YOUR TASK => Omit all images. Transcribe the rest of the material below exactly.

____

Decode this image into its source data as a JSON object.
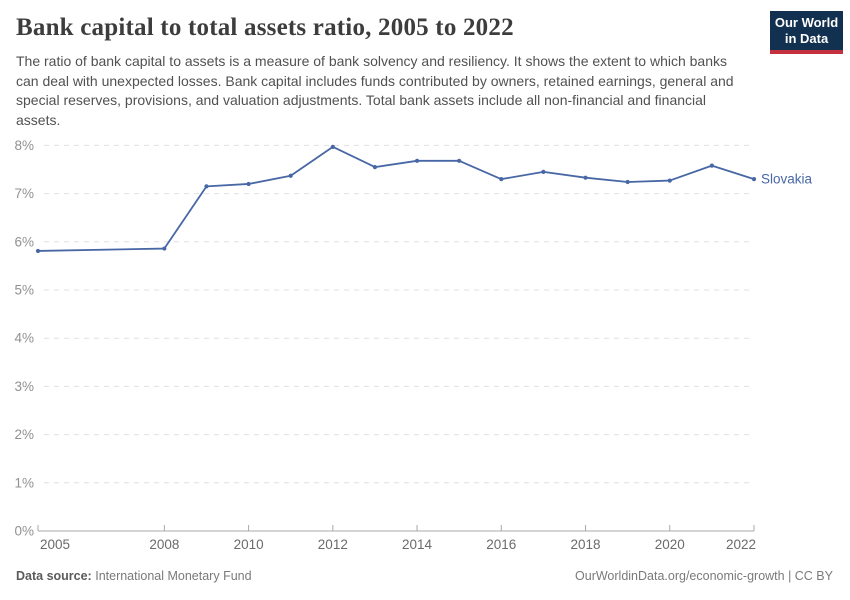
{
  "header": {
    "title": "Bank capital to total assets ratio, 2005 to 2022",
    "subtitle": "The ratio of bank capital to assets is a measure of bank solvency and resiliency. It shows the extent to which banks can deal with unexpected losses. Bank capital includes funds contributed by owners, retained earnings, general and special reserves, provisions, and valuation adjustments. Total bank assets include all non-financial and financial assets.",
    "logo": {
      "line1": "Our World",
      "line2": "in Data"
    }
  },
  "chart_data": {
    "type": "line",
    "title": "Bank capital to total assets ratio, 2005 to 2022",
    "xlabel": "",
    "ylabel": "",
    "xlim": [
      2005,
      2022
    ],
    "ylim": [
      0,
      8
    ],
    "xticks": [
      2005,
      2008,
      2010,
      2012,
      2014,
      2016,
      2018,
      2020,
      2022
    ],
    "yticks": [
      0,
      1,
      2,
      3,
      4,
      5,
      6,
      7,
      8
    ],
    "ytick_suffix": "%",
    "grid": "horizontal-dashed",
    "legend_position": "end-of-line-label",
    "series": [
      {
        "name": "Slovakia",
        "x": [
          2005,
          2008,
          2009,
          2010,
          2011,
          2012,
          2013,
          2014,
          2015,
          2016,
          2017,
          2018,
          2019,
          2020,
          2021,
          2022
        ],
        "values": [
          5.81,
          5.86,
          7.15,
          7.2,
          7.37,
          7.97,
          7.55,
          7.68,
          7.68,
          7.3,
          7.45,
          7.33,
          7.24,
          7.27,
          7.58,
          7.3
        ]
      }
    ]
  },
  "footer": {
    "datasource_label": "Data source:",
    "datasource_value": "International Monetary Fund",
    "credit": "OurWorldinData.org/economic-growth | CC BY"
  },
  "colors": {
    "line": "#4767a5",
    "grid": "#e0e0e0",
    "axis": "#a8a8a8",
    "ytick_label": "#919191",
    "xtick_label": "#6b6b6b",
    "logo_bg": "#12304f",
    "logo_accent": "#c5303e"
  }
}
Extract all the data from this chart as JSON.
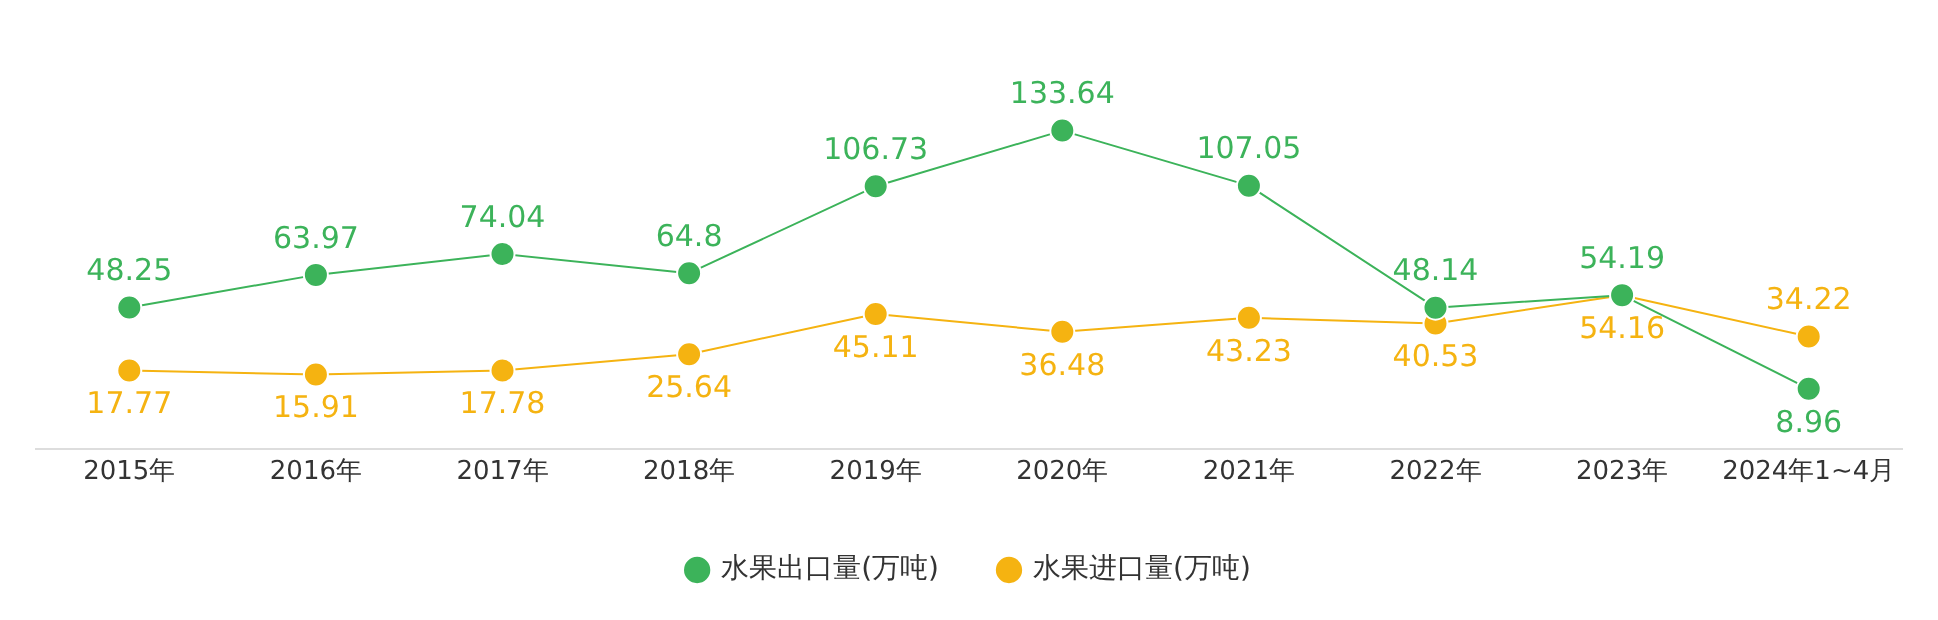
{
  "chart_data": {
    "type": "line",
    "categories": [
      "2015年",
      "2016年",
      "2017年",
      "2018年",
      "2019年",
      "2020年",
      "2021年",
      "2022年",
      "2023年",
      "2024年1~4月"
    ],
    "series": [
      {
        "name": "水果出口量(万吨)",
        "color": "#3cb35a",
        "values": [
          48.25,
          63.97,
          74.04,
          64.8,
          106.73,
          133.64,
          107.05,
          48.14,
          54.19,
          8.96
        ]
      },
      {
        "name": "水果进口量(万吨)",
        "color": "#f5b311",
        "values": [
          17.77,
          15.91,
          17.78,
          25.64,
          45.11,
          36.48,
          43.23,
          40.53,
          54.16,
          34.22
        ]
      }
    ],
    "data_labels": true,
    "marker": "circle",
    "line_style": "solid",
    "grid": false,
    "legend": "bottom"
  }
}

____

THE RESULT =>
Decode this image into its source data as a JSON object.
{
  "header": {
    "title": "Bank capital to total assets ratio, 2005 to 2022",
    "subtitle": "The ratio of bank capital to assets is a measure of bank solvency and resiliency. It shows the extent to which banks can deal with unexpected losses. Bank capital includes funds contributed by owners, retained earnings, general and special reserves, provisions, and valuation adjustments. Total bank assets include all non-financial and financial assets.",
    "logo": {
      "line1": "Our World",
      "line2": "in Data"
    }
  },
  "chart_data": {
    "type": "line",
    "title": "Bank capital to total assets ratio, 2005 to 2022",
    "xlabel": "",
    "ylabel": "",
    "xlim": [
      2005,
      2022
    ],
    "ylim": [
      0,
      8
    ],
    "xticks": [
      2005,
      2008,
      2010,
      2012,
      2014,
      2016,
      2018,
      2020,
      2022
    ],
    "yticks": [
      0,
      1,
      2,
      3,
      4,
      5,
      6,
      7,
      8
    ],
    "ytick_suffix": "%",
    "grid": "horizontal-dashed",
    "legend_position": "end-of-line-label",
    "series": [
      {
        "name": "Slovakia",
        "x": [
          2005,
          2008,
          2009,
          2010,
          2011,
          2012,
          2013,
          2014,
          2015,
          2016,
          2017,
          2018,
          2019,
          2020,
          2021,
          2022
        ],
        "values": [
          5.81,
          5.86,
          7.15,
          7.2,
          7.37,
          7.97,
          7.55,
          7.68,
          7.68,
          7.3,
          7.45,
          7.33,
          7.24,
          7.27,
          7.58,
          7.3
        ]
      }
    ]
  },
  "footer": {
    "datasource_label": "Data source:",
    "datasource_value": "International Monetary Fund",
    "credit": "OurWorldinData.org/economic-growth | CC BY"
  },
  "colors": {
    "line": "#4767a5",
    "grid": "#e0e0e0",
    "axis": "#a8a8a8",
    "ytick_label": "#919191",
    "xtick_label": "#6b6b6b",
    "logo_bg": "#12304f",
    "logo_accent": "#c5303e"
  }
}
Extract all the data from this chart as JSON.
{
  "chart_data": {
    "type": "line",
    "categories": [
      "2015年",
      "2016年",
      "2017年",
      "2018年",
      "2019年",
      "2020年",
      "2021年",
      "2022年",
      "2023年",
      "2024年1~4月"
    ],
    "series": [
      {
        "name": "水果出口量(万吨)",
        "color": "#3cb35a",
        "values": [
          48.25,
          63.97,
          74.04,
          64.8,
          106.73,
          133.64,
          107.05,
          48.14,
          54.19,
          8.96
        ]
      },
      {
        "name": "水果进口量(万吨)",
        "color": "#f5b311",
        "values": [
          17.77,
          15.91,
          17.78,
          25.64,
          45.11,
          36.48,
          43.23,
          40.53,
          54.16,
          34.22
        ]
      }
    ],
    "data_labels": true,
    "marker": "circle",
    "line_style": "solid",
    "grid": false,
    "legend": "bottom"
  }
}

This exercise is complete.